Task to carry out:
Records follow. Pull out every line that contains "CINTURA".
* Start Dataset records *
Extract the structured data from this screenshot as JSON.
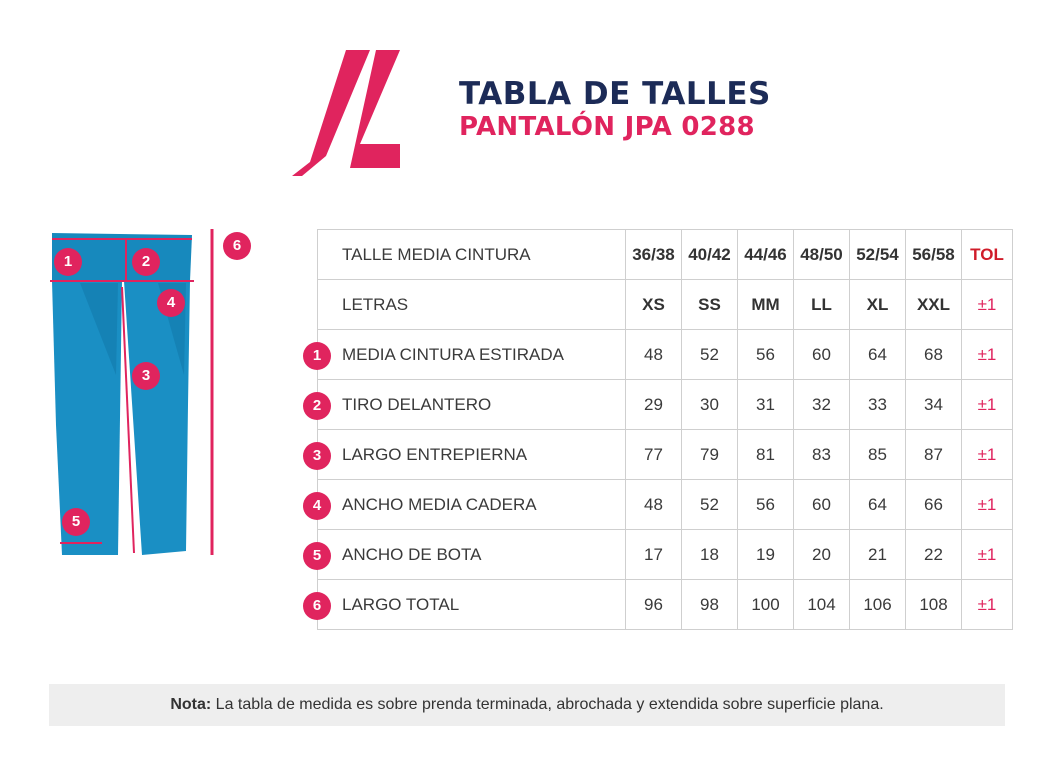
{
  "header": {
    "title": "TABLA DE TALLES",
    "subtitle": "PANTALÓN JPA 0288",
    "brand_color": "#e0245e",
    "title_color": "#1c2b57"
  },
  "diagram": {
    "markers": [
      "1",
      "2",
      "3",
      "4",
      "5",
      "6"
    ],
    "garment_color": "#1a8fc4"
  },
  "table": {
    "header_label": "TALLE MEDIA CINTURA",
    "sizes": [
      "36/38",
      "40/42",
      "44/46",
      "48/50",
      "52/54",
      "56/58"
    ],
    "tol_header": "TOL",
    "letters_label": "LETRAS",
    "letters": [
      "XS",
      "SS",
      "MM",
      "LL",
      "XL",
      "XXL"
    ],
    "letters_tol": "±1",
    "rows": [
      {
        "num": "1",
        "label": "MEDIA CINTURA ESTIRADA",
        "values": [
          "48",
          "52",
          "56",
          "60",
          "64",
          "68"
        ],
        "tol": "±1"
      },
      {
        "num": "2",
        "label": "TIRO DELANTERO",
        "values": [
          "29",
          "30",
          "31",
          "32",
          "33",
          "34"
        ],
        "tol": "±1"
      },
      {
        "num": "3",
        "label": "LARGO ENTREPIERNA",
        "values": [
          "77",
          "79",
          "81",
          "83",
          "85",
          "87"
        ],
        "tol": "±1"
      },
      {
        "num": "4",
        "label": "ANCHO MEDIA CADERA",
        "values": [
          "48",
          "52",
          "56",
          "60",
          "64",
          "66"
        ],
        "tol": "±1"
      },
      {
        "num": "5",
        "label": "ANCHO DE BOTA",
        "values": [
          "17",
          "18",
          "19",
          "20",
          "21",
          "22"
        ],
        "tol": "±1"
      },
      {
        "num": "6",
        "label": "LARGO TOTAL",
        "values": [
          "96",
          "98",
          "100",
          "104",
          "106",
          "108"
        ],
        "tol": "±1"
      }
    ]
  },
  "note": {
    "label": "Nota:",
    "text": " La tabla de medida es sobre prenda terminada, abrochada y extendida sobre superficie plana."
  }
}
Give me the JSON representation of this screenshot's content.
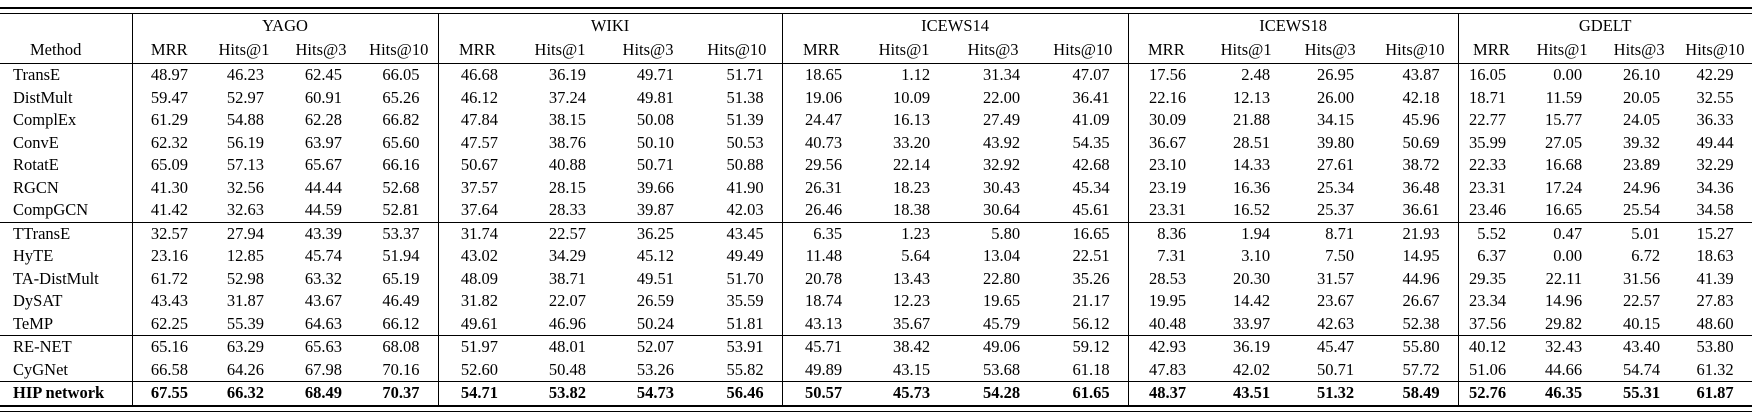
{
  "colors": {
    "text": "#000000",
    "background": "#ffffff"
  },
  "table": {
    "method_header": "Method",
    "datasets": [
      "YAGO",
      "WIKI",
      "ICEWS14",
      "ICEWS18",
      "GDELT"
    ],
    "metrics": [
      "MRR",
      "Hits@1",
      "Hits@3",
      "Hits@10"
    ],
    "sections": [
      {
        "rows": [
          {
            "method": "TransE",
            "values": [
              "48.97",
              "46.23",
              "62.45",
              "66.05",
              "46.68",
              "36.19",
              "49.71",
              "51.71",
              "18.65",
              "1.12",
              "31.34",
              "47.07",
              "17.56",
              "2.48",
              "26.95",
              "43.87",
              "16.05",
              "0.00",
              "26.10",
              "42.29"
            ]
          },
          {
            "method": "DistMult",
            "values": [
              "59.47",
              "52.97",
              "60.91",
              "65.26",
              "46.12",
              "37.24",
              "49.81",
              "51.38",
              "19.06",
              "10.09",
              "22.00",
              "36.41",
              "22.16",
              "12.13",
              "26.00",
              "42.18",
              "18.71",
              "11.59",
              "20.05",
              "32.55"
            ]
          },
          {
            "method": "ComplEx",
            "values": [
              "61.29",
              "54.88",
              "62.28",
              "66.82",
              "47.84",
              "38.15",
              "50.08",
              "51.39",
              "24.47",
              "16.13",
              "27.49",
              "41.09",
              "30.09",
              "21.88",
              "34.15",
              "45.96",
              "22.77",
              "15.77",
              "24.05",
              "36.33"
            ]
          },
          {
            "method": "ConvE",
            "values": [
              "62.32",
              "56.19",
              "63.97",
              "65.60",
              "47.57",
              "38.76",
              "50.10",
              "50.53",
              "40.73",
              "33.20",
              "43.92",
              "54.35",
              "36.67",
              "28.51",
              "39.80",
              "50.69",
              "35.99",
              "27.05",
              "39.32",
              "49.44"
            ]
          },
          {
            "method": "RotatE",
            "values": [
              "65.09",
              "57.13",
              "65.67",
              "66.16",
              "50.67",
              "40.88",
              "50.71",
              "50.88",
              "29.56",
              "22.14",
              "32.92",
              "42.68",
              "23.10",
              "14.33",
              "27.61",
              "38.72",
              "22.33",
              "16.68",
              "23.89",
              "32.29"
            ]
          },
          {
            "method": "RGCN",
            "values": [
              "41.30",
              "32.56",
              "44.44",
              "52.68",
              "37.57",
              "28.15",
              "39.66",
              "41.90",
              "26.31",
              "18.23",
              "30.43",
              "45.34",
              "23.19",
              "16.36",
              "25.34",
              "36.48",
              "23.31",
              "17.24",
              "24.96",
              "34.36"
            ]
          },
          {
            "method": "CompGCN",
            "values": [
              "41.42",
              "32.63",
              "44.59",
              "52.81",
              "37.64",
              "28.33",
              "39.87",
              "42.03",
              "26.46",
              "18.38",
              "30.64",
              "45.61",
              "23.31",
              "16.52",
              "25.37",
              "36.61",
              "23.46",
              "16.65",
              "25.54",
              "34.58"
            ]
          }
        ]
      },
      {
        "rows": [
          {
            "method": "TTransE",
            "values": [
              "32.57",
              "27.94",
              "43.39",
              "53.37",
              "31.74",
              "22.57",
              "36.25",
              "43.45",
              "6.35",
              "1.23",
              "5.80",
              "16.65",
              "8.36",
              "1.94",
              "8.71",
              "21.93",
              "5.52",
              "0.47",
              "5.01",
              "15.27"
            ]
          },
          {
            "method": "HyTE",
            "values": [
              "23.16",
              "12.85",
              "45.74",
              "51.94",
              "43.02",
              "34.29",
              "45.12",
              "49.49",
              "11.48",
              "5.64",
              "13.04",
              "22.51",
              "7.31",
              "3.10",
              "7.50",
              "14.95",
              "6.37",
              "0.00",
              "6.72",
              "18.63"
            ]
          },
          {
            "method": "TA-DistMult",
            "values": [
              "61.72",
              "52.98",
              "63.32",
              "65.19",
              "48.09",
              "38.71",
              "49.51",
              "51.70",
              "20.78",
              "13.43",
              "22.80",
              "35.26",
              "28.53",
              "20.30",
              "31.57",
              "44.96",
              "29.35",
              "22.11",
              "31.56",
              "41.39"
            ]
          },
          {
            "method": "DySAT",
            "values": [
              "43.43",
              "31.87",
              "43.67",
              "46.49",
              "31.82",
              "22.07",
              "26.59",
              "35.59",
              "18.74",
              "12.23",
              "19.65",
              "21.17",
              "19.95",
              "14.42",
              "23.67",
              "26.67",
              "23.34",
              "14.96",
              "22.57",
              "27.83"
            ]
          },
          {
            "method": "TeMP",
            "values": [
              "62.25",
              "55.39",
              "64.63",
              "66.12",
              "49.61",
              "46.96",
              "50.24",
              "51.81",
              "43.13",
              "35.67",
              "45.79",
              "56.12",
              "40.48",
              "33.97",
              "42.63",
              "52.38",
              "37.56",
              "29.82",
              "40.15",
              "48.60"
            ]
          }
        ]
      },
      {
        "rows": [
          {
            "method": "RE-NET",
            "values": [
              "65.16",
              "63.29",
              "65.63",
              "68.08",
              "51.97",
              "48.01",
              "52.07",
              "53.91",
              "45.71",
              "38.42",
              "49.06",
              "59.12",
              "42.93",
              "36.19",
              "45.47",
              "55.80",
              "40.12",
              "32.43",
              "43.40",
              "53.80"
            ]
          },
          {
            "method": "CyGNet",
            "values": [
              "66.58",
              "64.26",
              "67.98",
              "70.16",
              "52.60",
              "50.48",
              "53.26",
              "55.82",
              "49.89",
              "43.15",
              "53.68",
              "61.18",
              "47.83",
              "42.02",
              "50.71",
              "57.72",
              "51.06",
              "44.66",
              "54.74",
              "61.32"
            ]
          }
        ]
      },
      {
        "rows": [
          {
            "method": "HIP network",
            "bold": true,
            "values": [
              "67.55",
              "66.32",
              "68.49",
              "70.37",
              "54.71",
              "53.82",
              "54.73",
              "56.46",
              "50.57",
              "45.73",
              "54.28",
              "61.65",
              "48.37",
              "43.51",
              "51.32",
              "58.49",
              "52.76",
              "46.35",
              "55.31",
              "61.87"
            ]
          }
        ]
      }
    ]
  }
}
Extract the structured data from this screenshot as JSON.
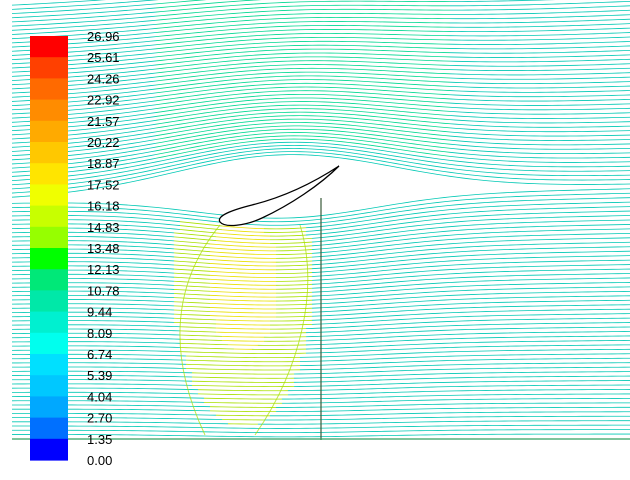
* End Dataset records *
Final answer:
    "header_label": "TALLE MEDIA CINTURA",
        "label": "MEDIA CINTURA ESTIRADA",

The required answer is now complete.